§ **Aim of the exercise**
In the material below, find all lines with the string "khoản" and copy them.

§ **Information given**
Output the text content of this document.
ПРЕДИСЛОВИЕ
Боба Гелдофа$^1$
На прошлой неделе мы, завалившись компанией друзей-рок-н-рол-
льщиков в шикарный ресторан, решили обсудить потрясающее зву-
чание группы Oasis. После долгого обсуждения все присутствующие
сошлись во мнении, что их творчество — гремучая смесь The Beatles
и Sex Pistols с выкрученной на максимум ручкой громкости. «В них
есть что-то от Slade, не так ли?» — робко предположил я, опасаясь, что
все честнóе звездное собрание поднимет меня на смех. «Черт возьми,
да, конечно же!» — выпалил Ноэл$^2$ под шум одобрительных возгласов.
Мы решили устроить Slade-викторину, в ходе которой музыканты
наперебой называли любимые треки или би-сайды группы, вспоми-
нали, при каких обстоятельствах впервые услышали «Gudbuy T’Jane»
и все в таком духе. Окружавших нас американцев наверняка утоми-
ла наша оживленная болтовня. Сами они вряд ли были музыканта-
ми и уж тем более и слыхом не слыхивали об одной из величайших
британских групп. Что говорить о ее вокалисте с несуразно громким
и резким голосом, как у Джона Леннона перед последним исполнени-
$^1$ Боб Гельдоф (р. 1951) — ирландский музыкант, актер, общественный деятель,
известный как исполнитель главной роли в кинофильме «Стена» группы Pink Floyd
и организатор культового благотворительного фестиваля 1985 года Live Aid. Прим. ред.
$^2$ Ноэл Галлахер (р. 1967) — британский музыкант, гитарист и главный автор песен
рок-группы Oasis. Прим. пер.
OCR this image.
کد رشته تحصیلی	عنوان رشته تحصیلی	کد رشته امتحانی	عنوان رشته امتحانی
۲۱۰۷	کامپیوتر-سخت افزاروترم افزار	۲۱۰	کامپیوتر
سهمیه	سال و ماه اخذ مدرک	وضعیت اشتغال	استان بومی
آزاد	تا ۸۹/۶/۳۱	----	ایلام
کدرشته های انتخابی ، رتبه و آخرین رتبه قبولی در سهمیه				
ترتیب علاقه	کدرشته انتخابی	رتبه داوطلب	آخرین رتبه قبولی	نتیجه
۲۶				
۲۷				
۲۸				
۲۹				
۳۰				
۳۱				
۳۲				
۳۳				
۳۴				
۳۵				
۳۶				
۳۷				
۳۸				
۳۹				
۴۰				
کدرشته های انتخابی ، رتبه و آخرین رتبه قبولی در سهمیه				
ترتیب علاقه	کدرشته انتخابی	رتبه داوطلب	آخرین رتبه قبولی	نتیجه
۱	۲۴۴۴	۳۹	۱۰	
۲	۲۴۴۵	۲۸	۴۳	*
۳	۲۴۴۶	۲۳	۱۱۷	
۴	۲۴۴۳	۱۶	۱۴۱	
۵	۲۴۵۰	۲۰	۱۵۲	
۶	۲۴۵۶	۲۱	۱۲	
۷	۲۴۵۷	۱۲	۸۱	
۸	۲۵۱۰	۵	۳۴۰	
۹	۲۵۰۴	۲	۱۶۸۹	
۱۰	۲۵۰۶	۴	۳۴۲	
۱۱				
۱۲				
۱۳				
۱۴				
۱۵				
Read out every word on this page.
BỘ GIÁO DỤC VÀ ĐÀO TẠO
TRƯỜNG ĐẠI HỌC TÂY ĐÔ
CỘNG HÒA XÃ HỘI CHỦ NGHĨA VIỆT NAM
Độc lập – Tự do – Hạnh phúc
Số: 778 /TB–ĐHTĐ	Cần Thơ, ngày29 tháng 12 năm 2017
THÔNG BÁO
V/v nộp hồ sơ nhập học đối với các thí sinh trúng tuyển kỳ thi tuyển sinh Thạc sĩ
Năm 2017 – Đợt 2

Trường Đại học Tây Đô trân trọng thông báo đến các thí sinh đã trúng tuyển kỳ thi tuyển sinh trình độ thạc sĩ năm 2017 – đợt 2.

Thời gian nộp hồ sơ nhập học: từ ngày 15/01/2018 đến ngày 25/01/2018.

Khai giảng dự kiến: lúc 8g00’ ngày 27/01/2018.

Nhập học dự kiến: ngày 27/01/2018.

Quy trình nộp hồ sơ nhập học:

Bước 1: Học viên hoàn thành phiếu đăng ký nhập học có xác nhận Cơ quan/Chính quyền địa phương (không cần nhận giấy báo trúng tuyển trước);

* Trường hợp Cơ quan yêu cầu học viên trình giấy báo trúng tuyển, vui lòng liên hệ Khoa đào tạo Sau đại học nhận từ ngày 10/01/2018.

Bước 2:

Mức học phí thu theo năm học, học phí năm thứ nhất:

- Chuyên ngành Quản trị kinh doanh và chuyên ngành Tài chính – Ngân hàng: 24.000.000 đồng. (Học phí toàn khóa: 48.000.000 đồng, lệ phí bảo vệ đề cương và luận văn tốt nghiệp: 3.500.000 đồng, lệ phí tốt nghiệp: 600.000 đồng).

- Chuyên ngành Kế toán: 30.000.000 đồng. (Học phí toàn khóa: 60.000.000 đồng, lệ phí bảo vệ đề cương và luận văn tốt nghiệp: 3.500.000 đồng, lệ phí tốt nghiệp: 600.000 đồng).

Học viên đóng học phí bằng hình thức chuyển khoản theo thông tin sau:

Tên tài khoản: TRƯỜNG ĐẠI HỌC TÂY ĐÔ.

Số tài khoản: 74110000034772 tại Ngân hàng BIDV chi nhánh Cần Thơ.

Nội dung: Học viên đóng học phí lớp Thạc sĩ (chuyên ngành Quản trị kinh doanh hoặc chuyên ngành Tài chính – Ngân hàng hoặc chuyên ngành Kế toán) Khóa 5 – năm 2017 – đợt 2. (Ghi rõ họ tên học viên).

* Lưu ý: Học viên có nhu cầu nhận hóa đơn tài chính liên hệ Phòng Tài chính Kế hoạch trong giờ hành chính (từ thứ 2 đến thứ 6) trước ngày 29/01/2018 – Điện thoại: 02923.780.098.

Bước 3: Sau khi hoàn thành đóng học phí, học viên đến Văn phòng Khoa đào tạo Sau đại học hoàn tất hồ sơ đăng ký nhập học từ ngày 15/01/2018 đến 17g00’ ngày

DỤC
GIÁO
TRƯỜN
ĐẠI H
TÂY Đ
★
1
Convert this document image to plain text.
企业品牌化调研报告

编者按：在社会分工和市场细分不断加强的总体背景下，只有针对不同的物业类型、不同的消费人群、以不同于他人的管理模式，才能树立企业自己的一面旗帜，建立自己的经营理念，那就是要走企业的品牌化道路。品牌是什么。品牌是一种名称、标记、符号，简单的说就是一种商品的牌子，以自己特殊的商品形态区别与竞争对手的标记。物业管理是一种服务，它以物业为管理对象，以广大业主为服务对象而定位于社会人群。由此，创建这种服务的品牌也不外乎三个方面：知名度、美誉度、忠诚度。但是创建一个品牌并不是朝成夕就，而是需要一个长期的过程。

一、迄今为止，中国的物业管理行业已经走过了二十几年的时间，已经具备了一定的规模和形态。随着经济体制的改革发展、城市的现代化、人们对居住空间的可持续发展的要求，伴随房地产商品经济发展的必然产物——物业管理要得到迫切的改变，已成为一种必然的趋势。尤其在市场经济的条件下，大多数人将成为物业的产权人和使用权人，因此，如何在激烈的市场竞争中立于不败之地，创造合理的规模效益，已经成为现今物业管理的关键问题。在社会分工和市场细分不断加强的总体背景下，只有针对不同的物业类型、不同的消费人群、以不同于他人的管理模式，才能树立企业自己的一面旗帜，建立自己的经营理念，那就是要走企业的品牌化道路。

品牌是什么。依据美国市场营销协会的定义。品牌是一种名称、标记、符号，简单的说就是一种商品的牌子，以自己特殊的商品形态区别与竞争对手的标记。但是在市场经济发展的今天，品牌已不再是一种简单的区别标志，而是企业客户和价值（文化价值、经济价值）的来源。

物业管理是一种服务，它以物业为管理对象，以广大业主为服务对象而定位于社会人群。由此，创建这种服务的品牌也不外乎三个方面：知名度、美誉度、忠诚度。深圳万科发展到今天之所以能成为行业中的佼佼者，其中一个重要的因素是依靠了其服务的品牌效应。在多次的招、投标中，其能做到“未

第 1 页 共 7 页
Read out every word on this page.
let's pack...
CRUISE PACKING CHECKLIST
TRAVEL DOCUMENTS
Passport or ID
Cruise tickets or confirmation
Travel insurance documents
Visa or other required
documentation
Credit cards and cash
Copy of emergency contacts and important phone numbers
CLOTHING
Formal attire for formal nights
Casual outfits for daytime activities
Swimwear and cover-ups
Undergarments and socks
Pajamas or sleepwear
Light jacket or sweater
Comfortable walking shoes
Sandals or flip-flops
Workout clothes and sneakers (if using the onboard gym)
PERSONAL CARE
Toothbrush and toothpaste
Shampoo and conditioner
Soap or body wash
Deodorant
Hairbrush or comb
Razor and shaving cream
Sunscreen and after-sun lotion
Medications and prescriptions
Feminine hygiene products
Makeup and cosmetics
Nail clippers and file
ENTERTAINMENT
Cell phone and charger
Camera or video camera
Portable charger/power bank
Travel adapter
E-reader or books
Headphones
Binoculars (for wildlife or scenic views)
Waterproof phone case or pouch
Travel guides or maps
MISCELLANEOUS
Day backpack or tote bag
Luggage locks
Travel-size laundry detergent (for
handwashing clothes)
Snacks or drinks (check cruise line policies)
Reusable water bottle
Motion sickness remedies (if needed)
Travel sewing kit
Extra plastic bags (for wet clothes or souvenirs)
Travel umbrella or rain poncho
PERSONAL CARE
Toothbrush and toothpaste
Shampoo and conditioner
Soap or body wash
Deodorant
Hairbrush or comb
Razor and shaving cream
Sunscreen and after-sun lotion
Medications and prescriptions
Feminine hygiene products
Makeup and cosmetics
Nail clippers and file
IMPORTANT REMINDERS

§ **Written response**
Học viên đóng học phí bằng hình thức chuyển khoản theo thông tin sau:
Tên tài khoản: TRƯỜNG ĐẠI HỌC TÂY ĐÔ.
Số tài khoản: 74110000034772 tại Ngân hàng BIDV chi nhánh Cần Thơ.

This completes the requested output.